== Task brief ==
Write out the data below in full, unchanged, minus the images.

******

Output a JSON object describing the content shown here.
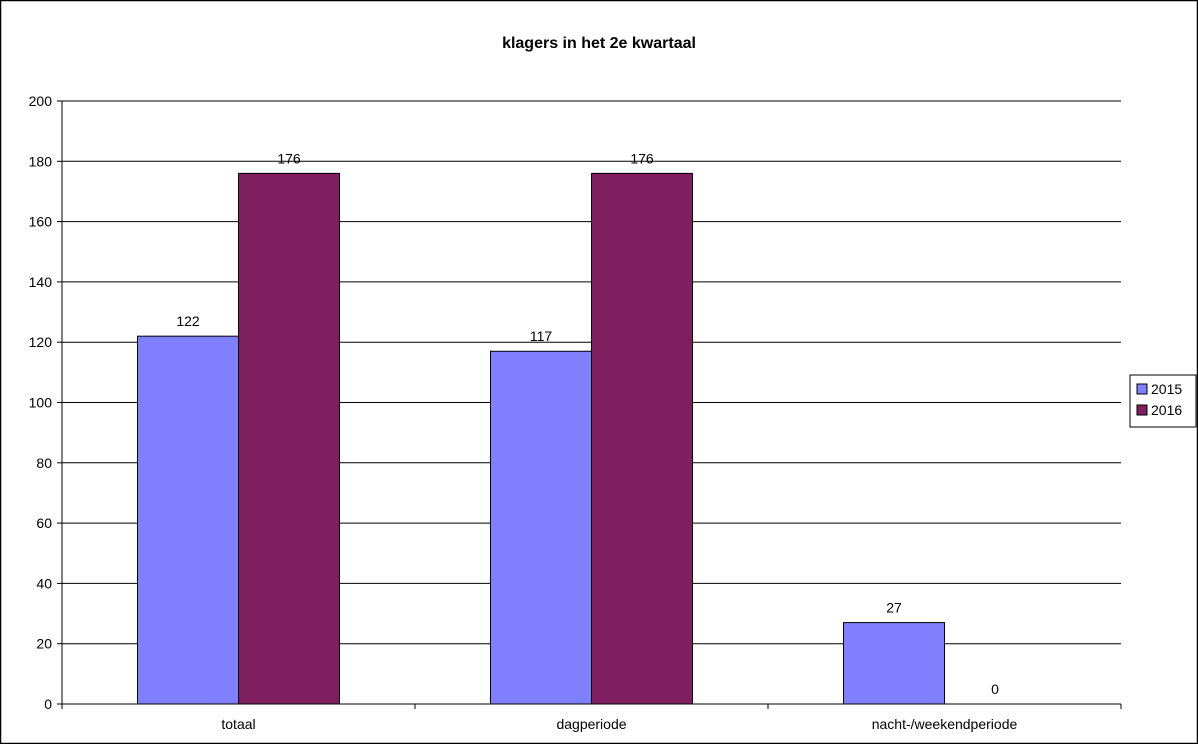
{
  "chart_data": {
    "type": "bar",
    "title": "klagers in het 2e kwartaal",
    "categories": [
      "totaal",
      "dagperiode",
      "nacht-/weekendperiode"
    ],
    "series": [
      {
        "name": "2015",
        "values": [
          122,
          117,
          27
        ],
        "color": "#8080ff"
      },
      {
        "name": "2016",
        "values": [
          176,
          176,
          0
        ],
        "color": "#7f1f5f"
      }
    ],
    "ylim": [
      0,
      200
    ],
    "yticks": [
      0,
      20,
      40,
      60,
      80,
      100,
      120,
      140,
      160,
      180,
      200
    ],
    "grid": true,
    "legend": "right",
    "data_labels": true
  }
}
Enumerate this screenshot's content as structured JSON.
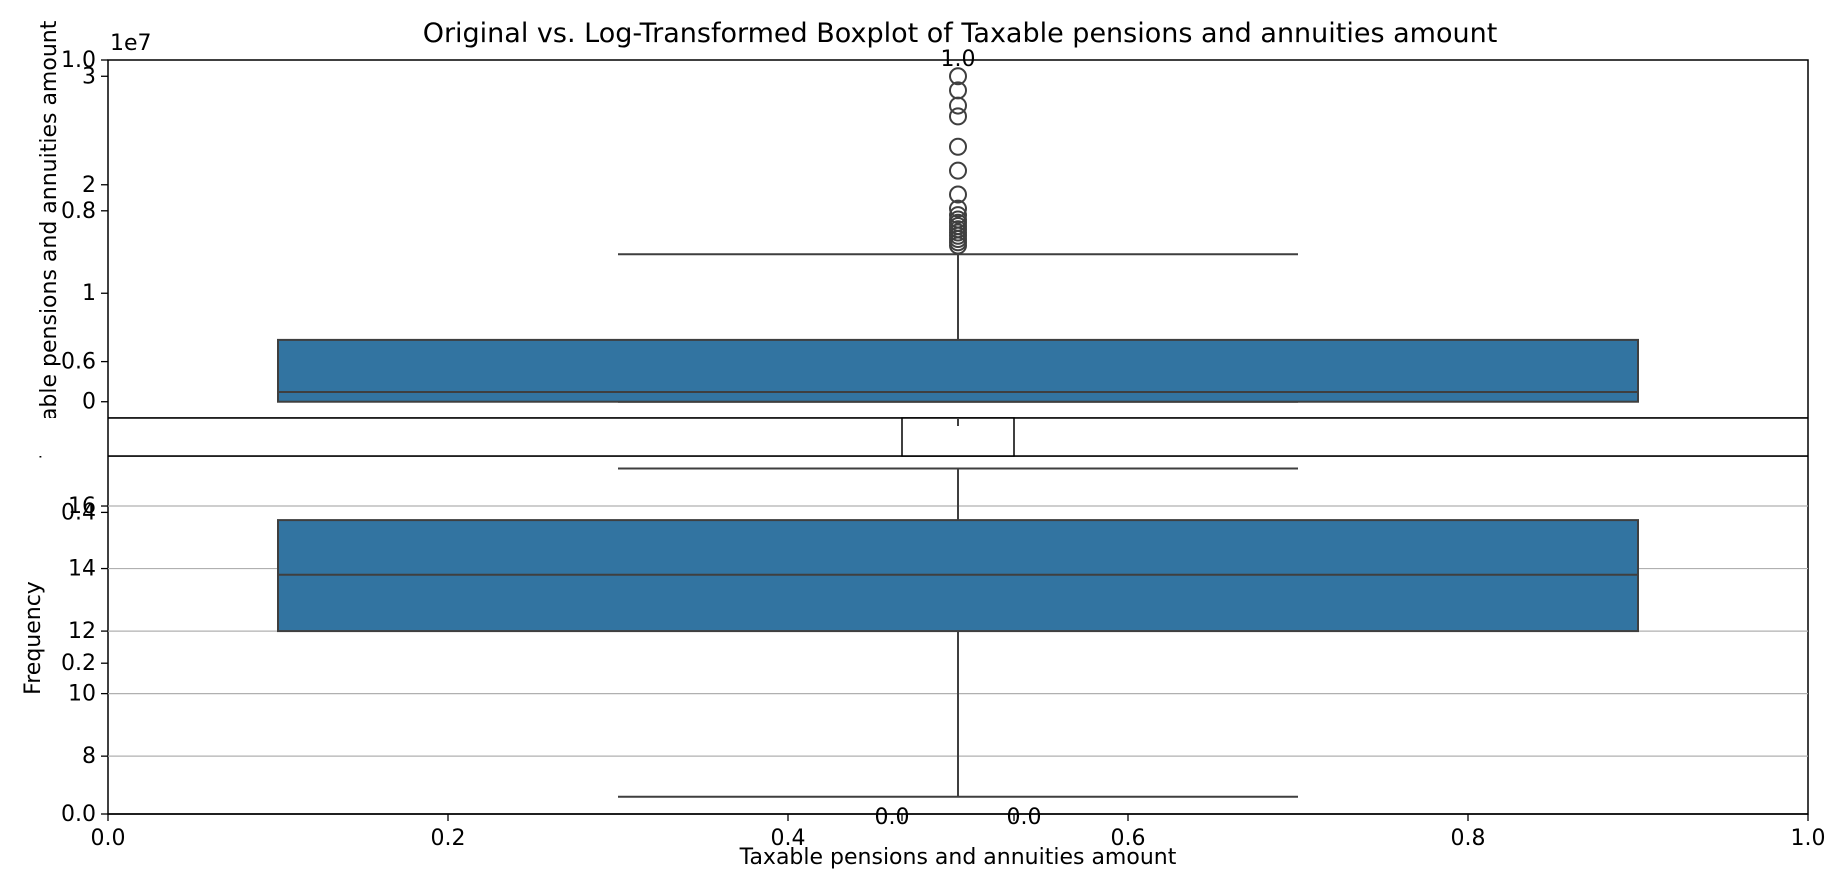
{
  "figure": {
    "title": "Original vs. Log-Transformed Boxplot of Taxable pensions and annuities amount"
  },
  "chart_data": [
    {
      "type": "box",
      "name": "original",
      "ylabel": "Taxable pensions and annuities amount",
      "y_offset_text": "1e7",
      "ylim": [
        -0.15,
        3.15
      ],
      "y_ticks": [
        0,
        1,
        2,
        3
      ],
      "grid": false,
      "box_color": "#3274a1",
      "box": {
        "q1": 0.0,
        "median": 0.09,
        "q3": 0.57,
        "whisker_low": 0.0,
        "whisker_high": 1.36
      },
      "outliers": [
        1.44,
        1.47,
        1.5,
        1.53,
        1.56,
        1.59,
        1.62,
        1.65,
        1.68,
        1.72,
        1.78,
        1.91,
        2.13,
        2.35,
        2.63,
        2.73,
        2.87,
        3.0
      ]
    },
    {
      "type": "box",
      "name": "log_transformed",
      "ylabel": "Frequency",
      "xlabel": "Taxable pensions and annuities amount",
      "ylim": [
        6.15,
        17.6
      ],
      "y_ticks": [
        8,
        10,
        12,
        14,
        16
      ],
      "grid": true,
      "box_color": "#3274a1",
      "box": {
        "q1": 12.0,
        "median": 13.8,
        "q3": 15.55,
        "whisker_low": 6.7,
        "whisker_high": 17.2
      },
      "outliers": []
    },
    {
      "type": "empty",
      "name": "shared_axes",
      "x_ticks": [
        "0.0",
        "0.2",
        "0.4",
        "0.6",
        "0.8",
        "1.0"
      ],
      "y_ticks": [
        "0.0",
        "0.2",
        "0.4",
        "0.6",
        "0.8",
        "1.0"
      ]
    },
    {
      "type": "empty",
      "name": "inset_axes",
      "x_ticks": [
        "0.0",
        "0.0"
      ],
      "y_ticks": [
        "1.0"
      ]
    }
  ]
}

******

== Complete output ==
Output a JSON object describing the content shown here.
{
  "chart_data": {
    "type": "bar",
    "title": "klagers in het 2e kwartaal",
    "categories": [
      "totaal",
      "dagperiode",
      "nacht-/weekendperiode"
    ],
    "series": [
      {
        "name": "2015",
        "values": [
          122,
          117,
          27
        ],
        "color": "#8080ff"
      },
      {
        "name": "2016",
        "values": [
          176,
          176,
          0
        ],
        "color": "#7f1f5f"
      }
    ],
    "ylim": [
      0,
      200
    ],
    "yticks": [
      0,
      20,
      40,
      60,
      80,
      100,
      120,
      140,
      160,
      180,
      200
    ],
    "grid": true,
    "legend": "right",
    "data_labels": true
  }
}
Enumerate this screenshot's content as structured JSON.
{
  "figure": {
    "title": "Original vs. Log-Transformed Boxplot of Taxable pensions and annuities amount"
  },
  "chart_data": [
    {
      "type": "box",
      "name": "original",
      "ylabel": "Taxable pensions and annuities amount",
      "y_offset_text": "1e7",
      "ylim": [
        -0.15,
        3.15
      ],
      "y_ticks": [
        0,
        1,
        2,
        3
      ],
      "grid": false,
      "box_color": "#3274a1",
      "box": {
        "q1": 0.0,
        "median": 0.09,
        "q3": 0.57,
        "whisker_low": 0.0,
        "whisker_high": 1.36
      },
      "outliers": [
        1.44,
        1.47,
        1.5,
        1.53,
        1.56,
        1.59,
        1.62,
        1.65,
        1.68,
        1.72,
        1.78,
        1.91,
        2.13,
        2.35,
        2.63,
        2.73,
        2.87,
        3.0
      ]
    },
    {
      "type": "box",
      "name": "log_transformed",
      "ylabel": "Frequency",
      "xlabel": "Taxable pensions and annuities amount",
      "ylim": [
        6.15,
        17.6
      ],
      "y_ticks": [
        8,
        10,
        12,
        14,
        16
      ],
      "grid": true,
      "box_color": "#3274a1",
      "box": {
        "q1": 12.0,
        "median": 13.8,
        "q3": 15.55,
        "whisker_low": 6.7,
        "whisker_high": 17.2
      },
      "outliers": []
    },
    {
      "type": "empty",
      "name": "shared_axes",
      "x_ticks": [
        "0.0",
        "0.2",
        "0.4",
        "0.6",
        "0.8",
        "1.0"
      ],
      "y_ticks": [
        "0.0",
        "0.2",
        "0.4",
        "0.6",
        "0.8",
        "1.0"
      ]
    },
    {
      "type": "empty",
      "name": "inset_axes",
      "x_ticks": [
        "0.0",
        "0.0"
      ],
      "y_ticks": [
        "1.0"
      ]
    }
  ]
}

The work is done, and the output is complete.